## [Your instructions]
Leaving out the pictures, output the lines from the one that contains "Read out every word on this page." through the end of the material, exactly as they stand.

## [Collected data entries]
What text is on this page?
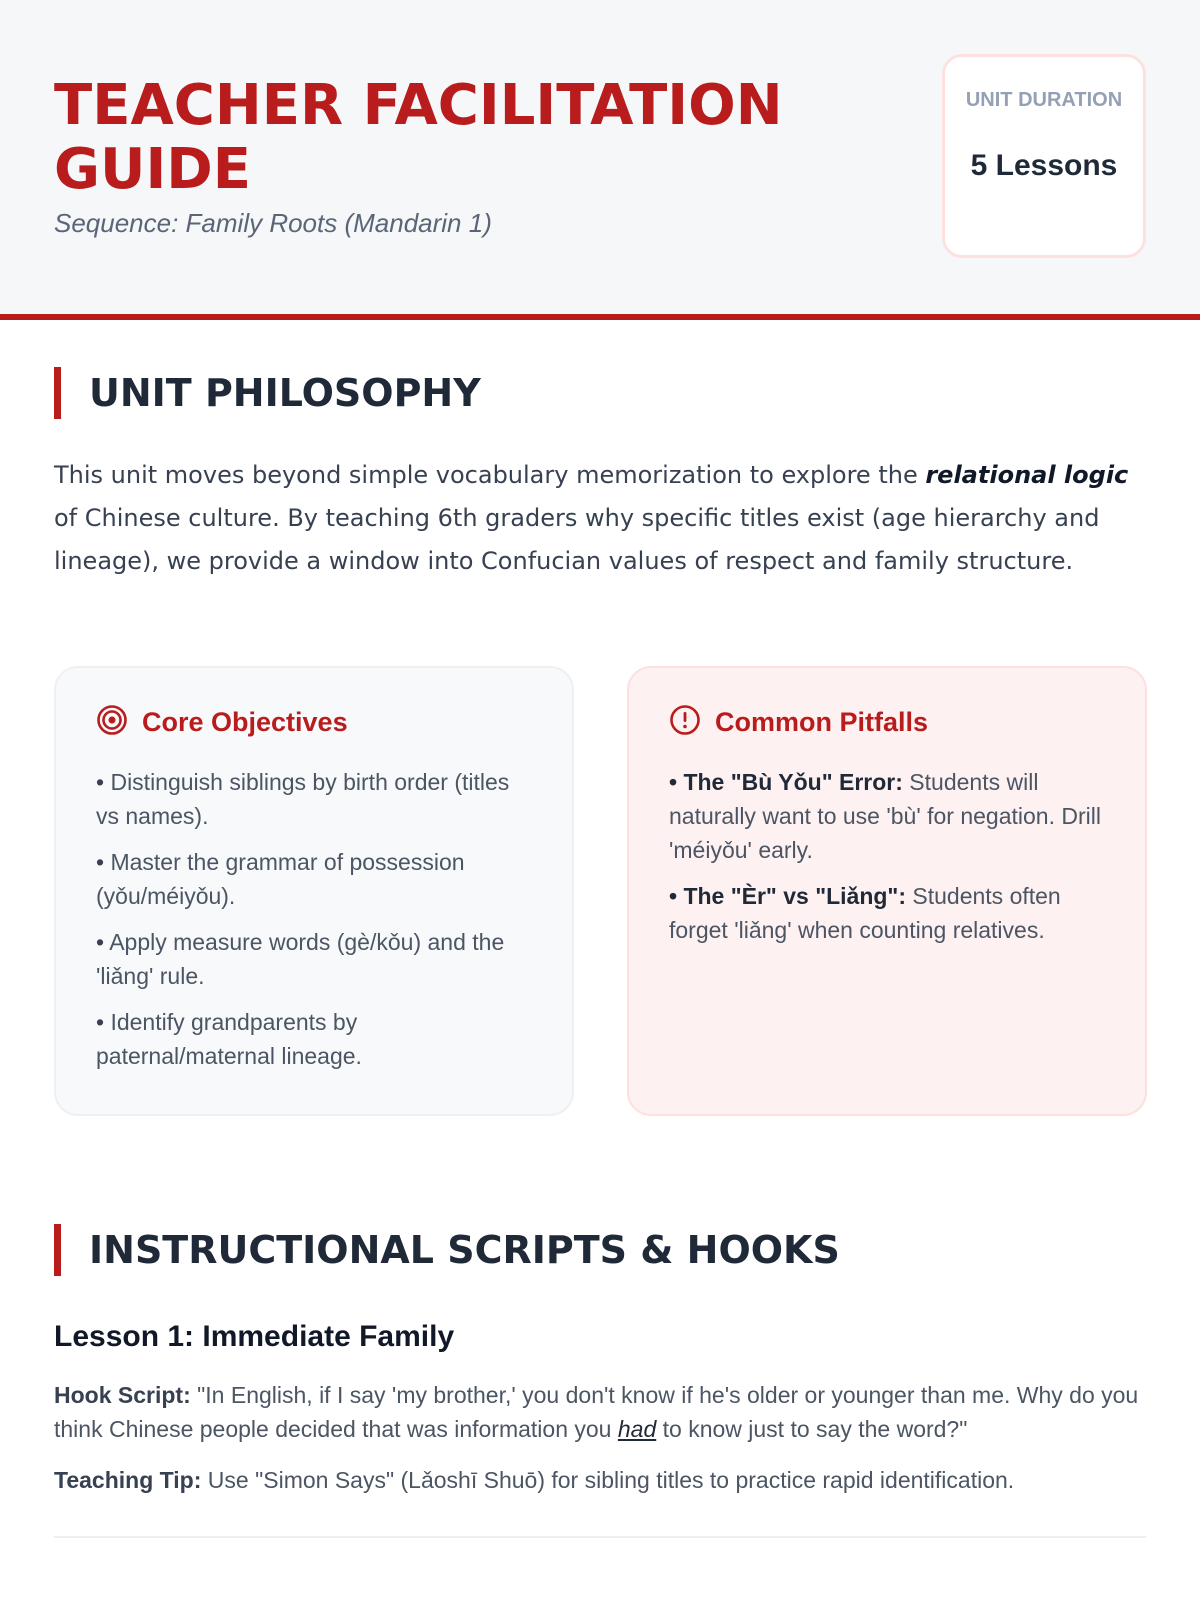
TEACHER FACILITATION GUIDE
Sequence: Family Roots (Mandarin 1)
UNIT DURATION
5 Lessons
UNIT PHILOSOPHY

This unit moves beyond simple vocabulary memorization to explore the relational logic of Chinese culture. By teaching 6th graders why specific titles exist (age hierarchy and lineage), we provide a window into Confucian values of respect and family structure.

Core Objectives
• Distinguish siblings by birth order (titles vs names).
• Master the grammar of possession (yǒu/méiyǒu).
• Apply measure words (gè/kǒu) and the 'liǎng' rule.
• Identify grandparents by paternal/maternal lineage.
Common Pitfalls
• The "Bù Yǒu" Error: Students will naturally want to use 'bù' for negation. Drill 'méiyǒu' early.
• The "Èr" vs "Liǎng": Students often forget 'liǎng' when counting relatives.
INSTRUCTIONAL SCRIPTS & HOOKS
Lesson 1: Immediate Family

Hook Script: "In English, if I say 'my brother,' you don't know if he's older or younger than me. Why do you think Chinese people decided that was information you had to know just to say the word?"

Teaching Tip: Use "Simon Says" (Lǎoshī Shuō) for sibling titles to practice rapid identification.
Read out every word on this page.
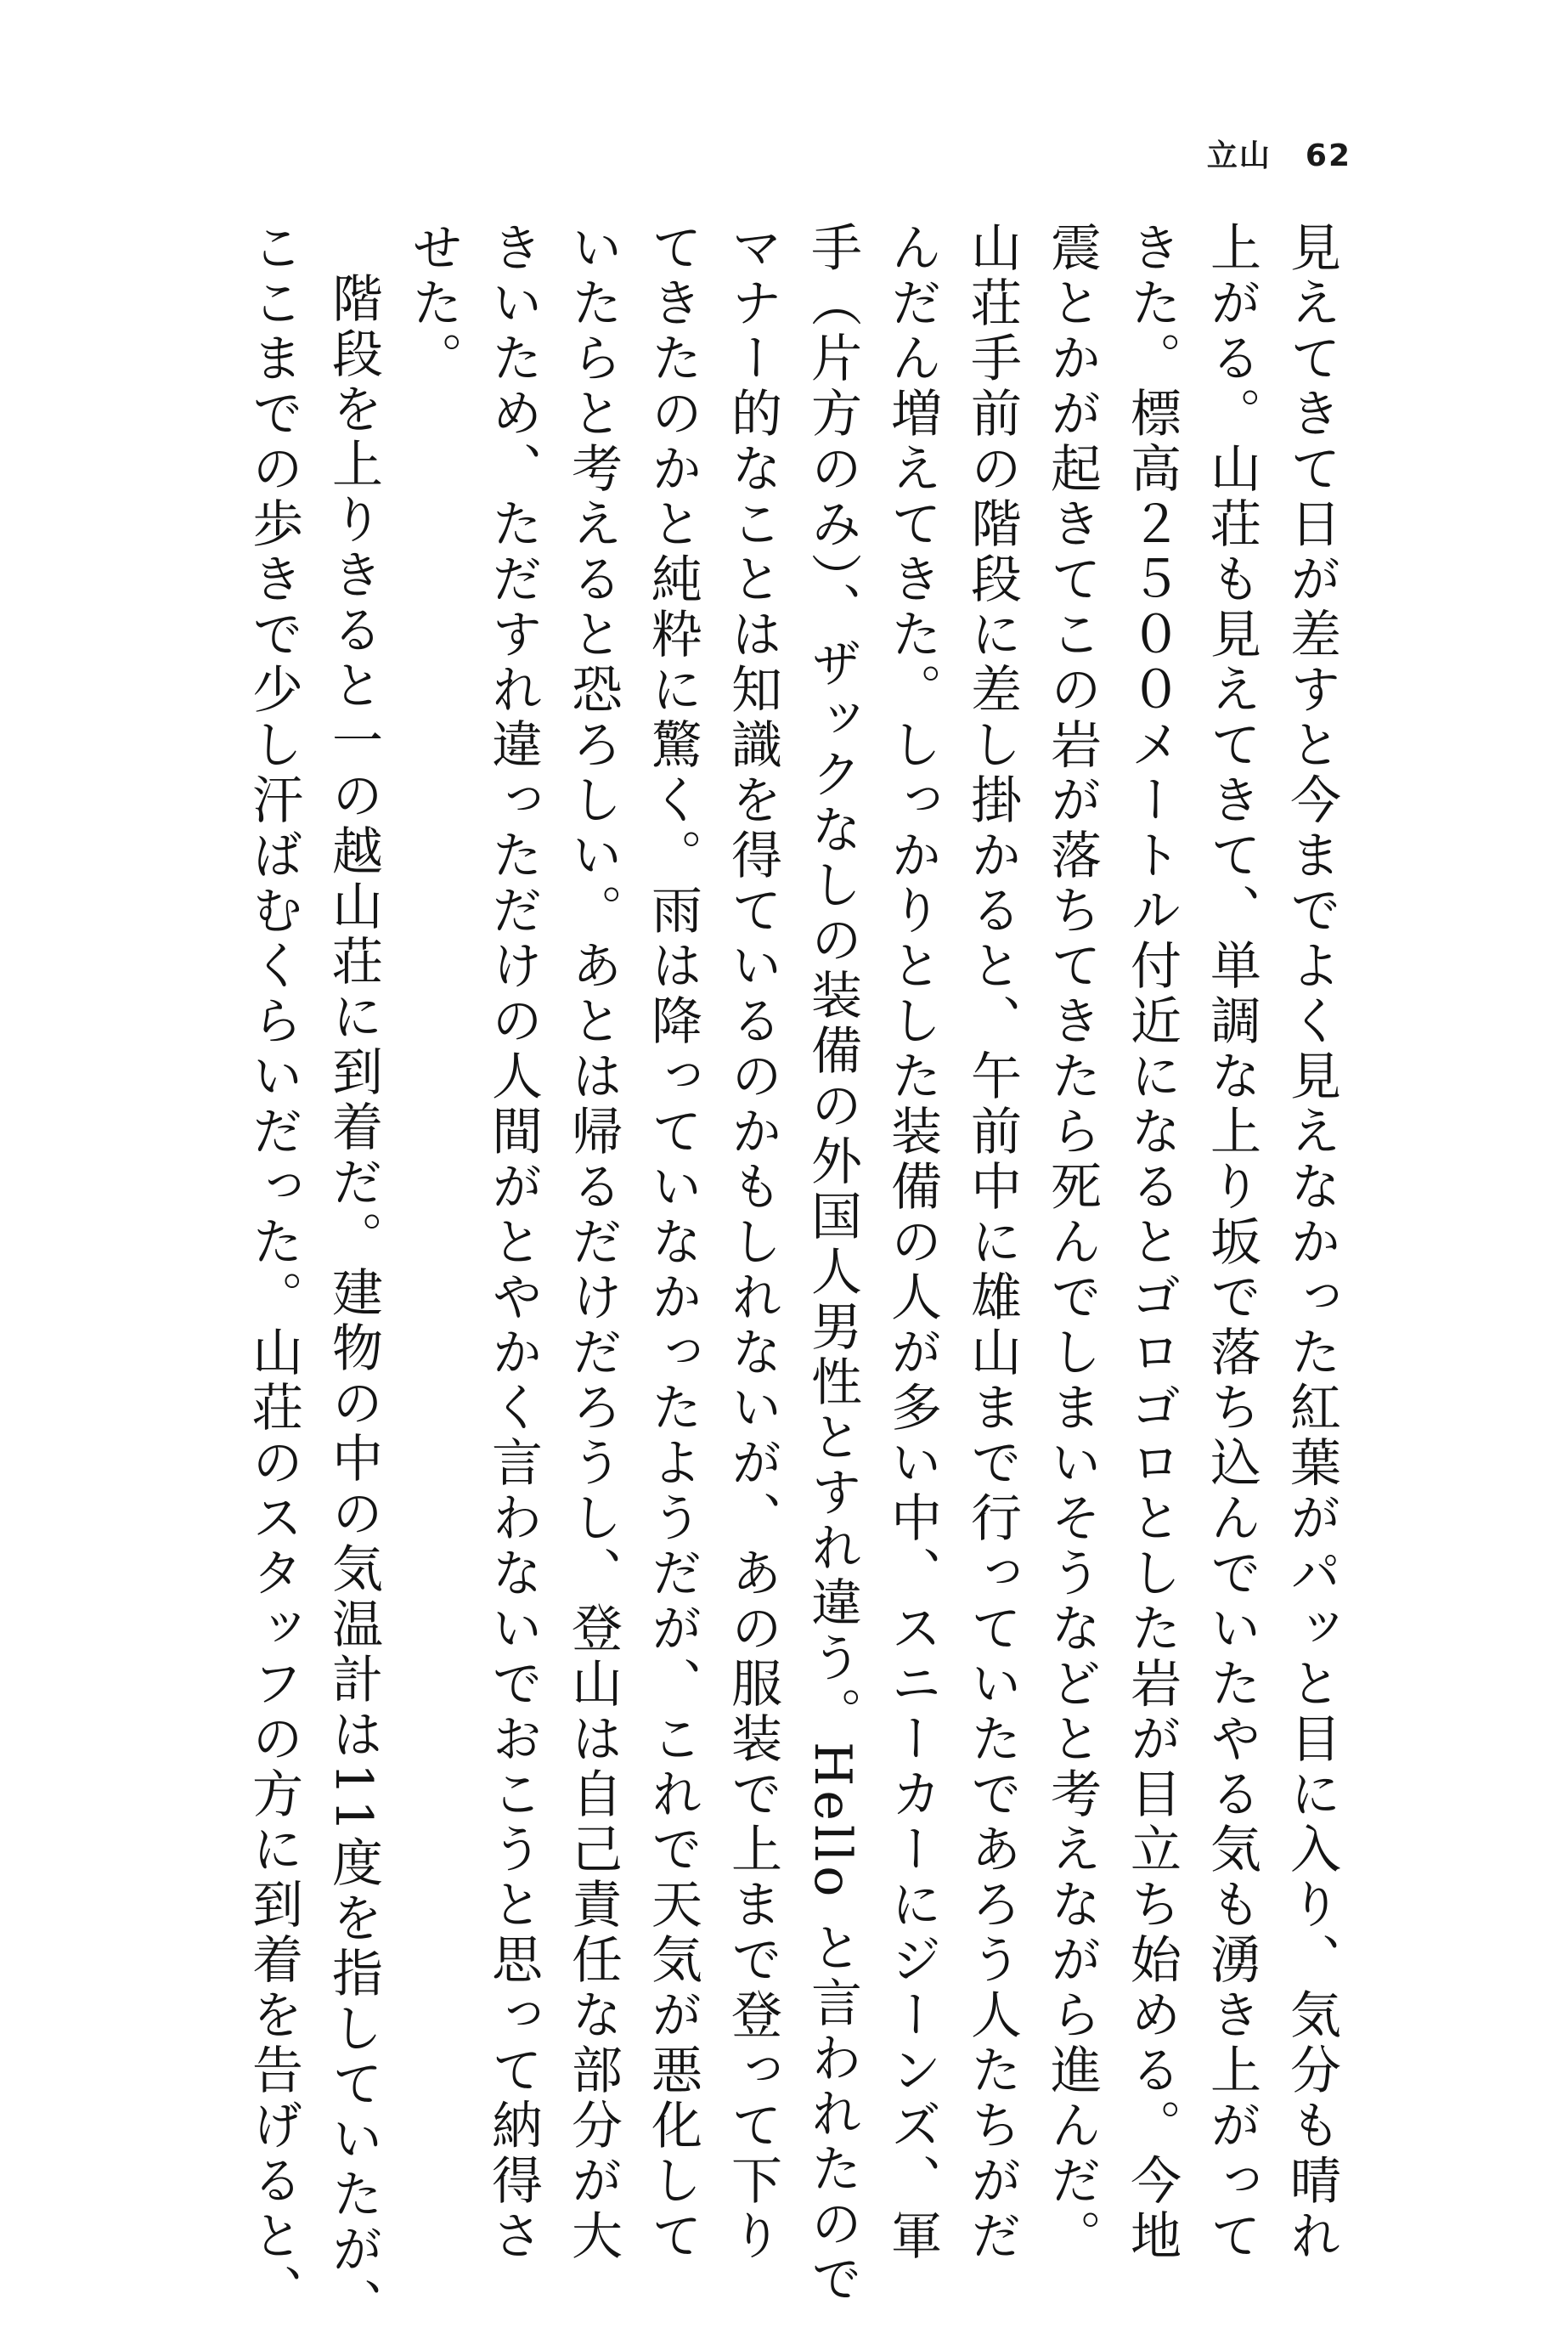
立山 62
見えてきて日が差すと今までよく見えなかった紅葉がパッと目に入り、気分も晴れ
上がる。山荘も見えてきて、単調な上り坂で落ち込んでいたやる気も湧き上がって
きた。標高２５００メートル付近になるとゴロゴロとした岩が目立ち始める。今地
震とかが起きてこの岩が落ちてきたら死んでしまいそうなどと考えながら進んだ。
山荘手前の階段に差し掛かると、午前中に雄山まで行っていたであろう人たちがだ
んだん増えてきた。しっかりとした装備の人が多い中、スニーカーにジーンズ、軍
手（片方のみ）、ザックなしの装備の外国人男性とすれ違う。Hello と言われたので
マナー的なことは知識を得ているのかもしれないが、あの服装で上まで登って下り
てきたのかと純粋に驚く。雨は降っていなかったようだが、これで天気が悪化して
いたらと考えると恐ろしい。あとは帰るだけだろうし、登山は自己責任な部分が大
きいため、ただすれ違っただけの人間がとやかく言わないでおこうと思って納得さ
せた。
階段を上りきると一の越山荘に到着だ。建物の中の気温計は11度を指していたが、
ここまでの歩きで少し汗ばむくらいだった。山荘のスタッフの方に到着を告げると、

## [Output below]
Read out every word on this page.
立山 62
見えてきて日が差すと今までよく見えなかった紅葉がパッと目に入り、気分も晴れ
上がる。山荘も見えてきて、単調な上り坂で落ち込んでいたやる気も湧き上がって
きた。標高２５００メートル付近になるとゴロゴロとした岩が目立ち始める。今地
震とかが起きてこの岩が落ちてきたら死んでしまいそうなどと考えながら進んだ。
山荘手前の階段に差し掛かると、午前中に雄山まで行っていたであろう人たちがだ
んだん増えてきた。しっかりとした装備の人が多い中、スニーカーにジーンズ、軍
手（片方のみ）、ザックなしの装備の外国人男性とすれ違う。Hello と言われたので
マナー的なことは知識を得ているのかもしれないが、あの服装で上まで登って下り
てきたのかと純粋に驚く。雨は降っていなかったようだが、これで天気が悪化して
いたらと考えると恐ろしい。あとは帰るだけだろうし、登山は自己責任な部分が大
きいため、ただすれ違っただけの人間がとやかく言わないでおこうと思って納得さ
せた。
階段を上りきると一の越山荘に到着だ。建物の中の気温計は11度を指していたが、
ここまでの歩きで少し汗ばむくらいだった。山荘のスタッフの方に到着を告げると、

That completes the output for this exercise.